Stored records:
════════════════
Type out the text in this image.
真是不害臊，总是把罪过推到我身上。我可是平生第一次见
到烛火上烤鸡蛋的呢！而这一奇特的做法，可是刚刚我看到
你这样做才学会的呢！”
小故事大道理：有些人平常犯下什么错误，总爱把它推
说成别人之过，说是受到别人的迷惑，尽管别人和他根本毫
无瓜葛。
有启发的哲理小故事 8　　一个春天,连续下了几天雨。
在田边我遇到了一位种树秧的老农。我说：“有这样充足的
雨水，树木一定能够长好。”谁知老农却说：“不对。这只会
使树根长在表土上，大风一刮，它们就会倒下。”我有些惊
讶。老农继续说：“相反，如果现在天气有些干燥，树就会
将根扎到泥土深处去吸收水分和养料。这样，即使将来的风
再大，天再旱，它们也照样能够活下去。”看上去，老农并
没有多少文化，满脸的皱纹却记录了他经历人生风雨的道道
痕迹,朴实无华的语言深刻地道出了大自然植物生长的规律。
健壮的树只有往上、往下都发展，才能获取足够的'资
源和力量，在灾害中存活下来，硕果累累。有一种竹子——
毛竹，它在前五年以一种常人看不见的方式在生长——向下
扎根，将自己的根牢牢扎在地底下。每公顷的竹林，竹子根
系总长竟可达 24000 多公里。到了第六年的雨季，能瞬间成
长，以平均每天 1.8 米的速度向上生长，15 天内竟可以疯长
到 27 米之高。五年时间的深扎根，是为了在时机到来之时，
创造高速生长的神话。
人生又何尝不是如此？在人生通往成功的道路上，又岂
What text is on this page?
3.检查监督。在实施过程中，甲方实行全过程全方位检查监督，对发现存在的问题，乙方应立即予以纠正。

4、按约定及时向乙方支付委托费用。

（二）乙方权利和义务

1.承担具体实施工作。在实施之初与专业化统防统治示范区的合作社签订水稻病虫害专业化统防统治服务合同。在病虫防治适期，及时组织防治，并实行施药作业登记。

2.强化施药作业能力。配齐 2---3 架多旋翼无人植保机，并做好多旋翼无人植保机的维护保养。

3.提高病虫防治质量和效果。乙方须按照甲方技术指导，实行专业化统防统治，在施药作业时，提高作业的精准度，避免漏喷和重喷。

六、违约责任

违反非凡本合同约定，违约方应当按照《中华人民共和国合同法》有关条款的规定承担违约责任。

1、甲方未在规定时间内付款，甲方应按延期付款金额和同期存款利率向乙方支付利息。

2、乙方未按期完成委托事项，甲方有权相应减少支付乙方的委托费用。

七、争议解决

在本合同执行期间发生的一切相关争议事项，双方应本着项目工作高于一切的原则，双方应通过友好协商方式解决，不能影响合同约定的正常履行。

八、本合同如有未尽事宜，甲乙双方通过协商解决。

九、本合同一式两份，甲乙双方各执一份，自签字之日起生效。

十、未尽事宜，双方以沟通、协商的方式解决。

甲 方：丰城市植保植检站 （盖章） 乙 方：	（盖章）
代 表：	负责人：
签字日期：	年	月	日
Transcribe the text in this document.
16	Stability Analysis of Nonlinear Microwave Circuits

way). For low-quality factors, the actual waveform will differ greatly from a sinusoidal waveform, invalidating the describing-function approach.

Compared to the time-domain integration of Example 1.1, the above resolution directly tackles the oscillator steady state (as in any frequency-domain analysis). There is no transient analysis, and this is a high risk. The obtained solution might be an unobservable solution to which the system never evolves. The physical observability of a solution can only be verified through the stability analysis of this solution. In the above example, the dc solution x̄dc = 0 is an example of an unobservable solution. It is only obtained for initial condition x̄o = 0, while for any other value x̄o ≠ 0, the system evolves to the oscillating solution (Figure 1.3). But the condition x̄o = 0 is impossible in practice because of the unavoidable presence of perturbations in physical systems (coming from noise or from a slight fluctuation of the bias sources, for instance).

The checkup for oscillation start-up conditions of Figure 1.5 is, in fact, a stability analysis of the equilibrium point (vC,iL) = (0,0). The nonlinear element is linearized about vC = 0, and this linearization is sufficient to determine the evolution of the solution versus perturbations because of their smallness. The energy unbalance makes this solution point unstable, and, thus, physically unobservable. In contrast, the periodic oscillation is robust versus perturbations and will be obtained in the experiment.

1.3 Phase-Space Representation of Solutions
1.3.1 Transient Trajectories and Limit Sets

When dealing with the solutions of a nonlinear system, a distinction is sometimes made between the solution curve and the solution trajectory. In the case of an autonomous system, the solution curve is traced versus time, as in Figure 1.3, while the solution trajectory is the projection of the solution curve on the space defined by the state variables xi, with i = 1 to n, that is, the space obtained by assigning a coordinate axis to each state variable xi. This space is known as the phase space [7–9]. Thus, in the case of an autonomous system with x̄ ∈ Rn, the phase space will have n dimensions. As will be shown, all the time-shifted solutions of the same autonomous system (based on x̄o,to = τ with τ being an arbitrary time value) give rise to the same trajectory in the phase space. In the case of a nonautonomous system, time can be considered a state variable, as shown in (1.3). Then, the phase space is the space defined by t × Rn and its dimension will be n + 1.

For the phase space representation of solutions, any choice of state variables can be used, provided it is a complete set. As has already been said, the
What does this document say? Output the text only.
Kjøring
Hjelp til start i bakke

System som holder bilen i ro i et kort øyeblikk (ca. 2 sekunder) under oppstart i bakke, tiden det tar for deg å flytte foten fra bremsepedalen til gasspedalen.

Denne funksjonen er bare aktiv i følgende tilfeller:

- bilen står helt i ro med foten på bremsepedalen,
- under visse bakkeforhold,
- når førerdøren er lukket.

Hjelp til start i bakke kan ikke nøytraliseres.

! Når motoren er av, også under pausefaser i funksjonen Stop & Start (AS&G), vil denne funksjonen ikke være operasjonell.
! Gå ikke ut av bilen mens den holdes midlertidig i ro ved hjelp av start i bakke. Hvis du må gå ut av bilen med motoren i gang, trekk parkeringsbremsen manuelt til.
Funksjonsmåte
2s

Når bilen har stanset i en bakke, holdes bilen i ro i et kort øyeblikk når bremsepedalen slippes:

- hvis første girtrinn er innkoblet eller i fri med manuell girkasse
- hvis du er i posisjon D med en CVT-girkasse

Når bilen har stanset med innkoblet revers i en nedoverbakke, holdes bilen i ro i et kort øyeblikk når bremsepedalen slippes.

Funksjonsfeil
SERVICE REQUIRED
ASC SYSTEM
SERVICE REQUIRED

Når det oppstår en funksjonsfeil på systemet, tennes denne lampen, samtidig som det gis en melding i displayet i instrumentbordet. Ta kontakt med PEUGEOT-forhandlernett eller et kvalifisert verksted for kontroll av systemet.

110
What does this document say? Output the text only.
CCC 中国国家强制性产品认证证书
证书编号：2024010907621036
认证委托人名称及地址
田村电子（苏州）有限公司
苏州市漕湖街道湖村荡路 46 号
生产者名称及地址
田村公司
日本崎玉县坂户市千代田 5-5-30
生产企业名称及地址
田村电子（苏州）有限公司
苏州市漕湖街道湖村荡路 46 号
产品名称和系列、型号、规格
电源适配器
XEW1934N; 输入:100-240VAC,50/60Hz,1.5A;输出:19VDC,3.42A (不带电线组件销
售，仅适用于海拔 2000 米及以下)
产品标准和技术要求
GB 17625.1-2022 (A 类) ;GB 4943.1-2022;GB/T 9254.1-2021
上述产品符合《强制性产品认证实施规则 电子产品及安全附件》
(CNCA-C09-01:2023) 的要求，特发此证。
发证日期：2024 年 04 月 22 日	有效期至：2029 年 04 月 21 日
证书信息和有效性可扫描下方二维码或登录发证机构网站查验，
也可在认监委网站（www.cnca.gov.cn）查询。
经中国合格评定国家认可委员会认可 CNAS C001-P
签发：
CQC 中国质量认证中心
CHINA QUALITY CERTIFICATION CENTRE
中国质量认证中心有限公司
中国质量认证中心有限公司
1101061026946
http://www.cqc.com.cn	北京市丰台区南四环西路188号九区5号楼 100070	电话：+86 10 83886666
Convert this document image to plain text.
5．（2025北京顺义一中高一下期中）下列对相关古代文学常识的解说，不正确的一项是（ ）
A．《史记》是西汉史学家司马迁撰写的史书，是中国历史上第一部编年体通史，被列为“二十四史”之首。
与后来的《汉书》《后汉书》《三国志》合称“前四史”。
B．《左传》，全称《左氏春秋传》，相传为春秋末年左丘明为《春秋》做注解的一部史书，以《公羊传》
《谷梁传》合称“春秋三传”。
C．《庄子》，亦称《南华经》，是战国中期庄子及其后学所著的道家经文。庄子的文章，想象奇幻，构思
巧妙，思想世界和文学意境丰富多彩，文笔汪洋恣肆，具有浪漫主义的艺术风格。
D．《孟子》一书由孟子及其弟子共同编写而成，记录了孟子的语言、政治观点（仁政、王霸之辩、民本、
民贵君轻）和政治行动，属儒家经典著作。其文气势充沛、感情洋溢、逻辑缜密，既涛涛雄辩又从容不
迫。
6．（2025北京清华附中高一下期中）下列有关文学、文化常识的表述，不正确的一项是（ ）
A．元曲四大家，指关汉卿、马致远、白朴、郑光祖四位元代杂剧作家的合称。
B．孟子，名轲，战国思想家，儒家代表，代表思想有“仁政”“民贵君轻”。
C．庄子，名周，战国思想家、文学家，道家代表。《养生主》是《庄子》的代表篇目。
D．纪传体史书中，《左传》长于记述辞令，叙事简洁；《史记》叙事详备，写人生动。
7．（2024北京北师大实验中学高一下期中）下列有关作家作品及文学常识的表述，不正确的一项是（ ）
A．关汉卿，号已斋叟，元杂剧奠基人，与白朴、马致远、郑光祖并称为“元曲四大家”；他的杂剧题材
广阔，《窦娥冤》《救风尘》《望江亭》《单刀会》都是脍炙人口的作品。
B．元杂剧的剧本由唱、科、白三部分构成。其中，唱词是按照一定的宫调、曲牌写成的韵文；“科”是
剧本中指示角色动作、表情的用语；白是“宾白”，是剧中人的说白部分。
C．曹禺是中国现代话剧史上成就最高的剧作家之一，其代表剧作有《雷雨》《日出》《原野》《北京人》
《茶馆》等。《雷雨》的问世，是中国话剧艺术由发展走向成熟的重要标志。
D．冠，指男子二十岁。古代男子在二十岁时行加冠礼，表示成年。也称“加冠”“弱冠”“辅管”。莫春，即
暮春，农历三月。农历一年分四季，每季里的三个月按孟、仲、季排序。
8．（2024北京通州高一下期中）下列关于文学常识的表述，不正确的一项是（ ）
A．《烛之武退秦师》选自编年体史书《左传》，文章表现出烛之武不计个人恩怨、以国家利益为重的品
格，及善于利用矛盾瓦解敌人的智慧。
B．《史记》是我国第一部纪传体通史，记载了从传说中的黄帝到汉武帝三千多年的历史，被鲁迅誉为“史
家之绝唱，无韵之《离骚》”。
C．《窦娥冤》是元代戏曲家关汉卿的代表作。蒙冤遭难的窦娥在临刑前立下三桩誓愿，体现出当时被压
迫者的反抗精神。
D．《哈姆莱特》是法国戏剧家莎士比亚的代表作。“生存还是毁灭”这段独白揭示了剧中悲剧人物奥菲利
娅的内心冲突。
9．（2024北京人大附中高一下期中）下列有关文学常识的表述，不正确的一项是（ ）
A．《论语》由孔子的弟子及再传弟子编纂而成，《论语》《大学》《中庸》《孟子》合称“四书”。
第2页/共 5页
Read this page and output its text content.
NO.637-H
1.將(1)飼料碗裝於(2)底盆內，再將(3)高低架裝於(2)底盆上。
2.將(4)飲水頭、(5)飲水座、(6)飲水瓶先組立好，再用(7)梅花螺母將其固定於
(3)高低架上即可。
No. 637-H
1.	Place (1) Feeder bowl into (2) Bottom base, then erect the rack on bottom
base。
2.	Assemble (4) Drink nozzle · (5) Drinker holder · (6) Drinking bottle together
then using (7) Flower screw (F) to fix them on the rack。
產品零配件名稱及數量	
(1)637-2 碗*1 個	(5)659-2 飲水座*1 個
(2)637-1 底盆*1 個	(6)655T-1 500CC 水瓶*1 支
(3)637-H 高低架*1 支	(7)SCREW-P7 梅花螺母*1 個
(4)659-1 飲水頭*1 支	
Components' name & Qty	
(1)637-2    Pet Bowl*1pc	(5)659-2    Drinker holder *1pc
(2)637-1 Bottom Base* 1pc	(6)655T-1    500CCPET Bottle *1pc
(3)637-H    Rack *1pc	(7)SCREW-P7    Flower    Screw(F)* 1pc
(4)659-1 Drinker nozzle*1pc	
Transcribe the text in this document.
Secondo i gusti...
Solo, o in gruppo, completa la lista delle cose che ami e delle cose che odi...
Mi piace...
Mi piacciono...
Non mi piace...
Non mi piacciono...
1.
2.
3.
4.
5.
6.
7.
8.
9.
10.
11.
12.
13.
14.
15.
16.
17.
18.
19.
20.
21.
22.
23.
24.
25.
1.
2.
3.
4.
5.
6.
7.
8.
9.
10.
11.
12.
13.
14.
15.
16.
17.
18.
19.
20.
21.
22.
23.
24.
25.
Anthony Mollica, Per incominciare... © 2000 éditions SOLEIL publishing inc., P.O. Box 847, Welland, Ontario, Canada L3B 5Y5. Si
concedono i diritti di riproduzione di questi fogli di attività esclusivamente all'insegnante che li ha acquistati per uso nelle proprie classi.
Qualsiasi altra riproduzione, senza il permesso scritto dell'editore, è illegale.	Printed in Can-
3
════════════════
Set exercise
Using the material above, report each line where "text" occurs.

Solution
Type out the text in this image.
What text is on this page?
Transcribe the text in this document.
What does this document say? Output the text only.
What does this document say? Output the text only.
Convert this document image to plain text.
Read this page and output its text content.
Transcribe the text in this document.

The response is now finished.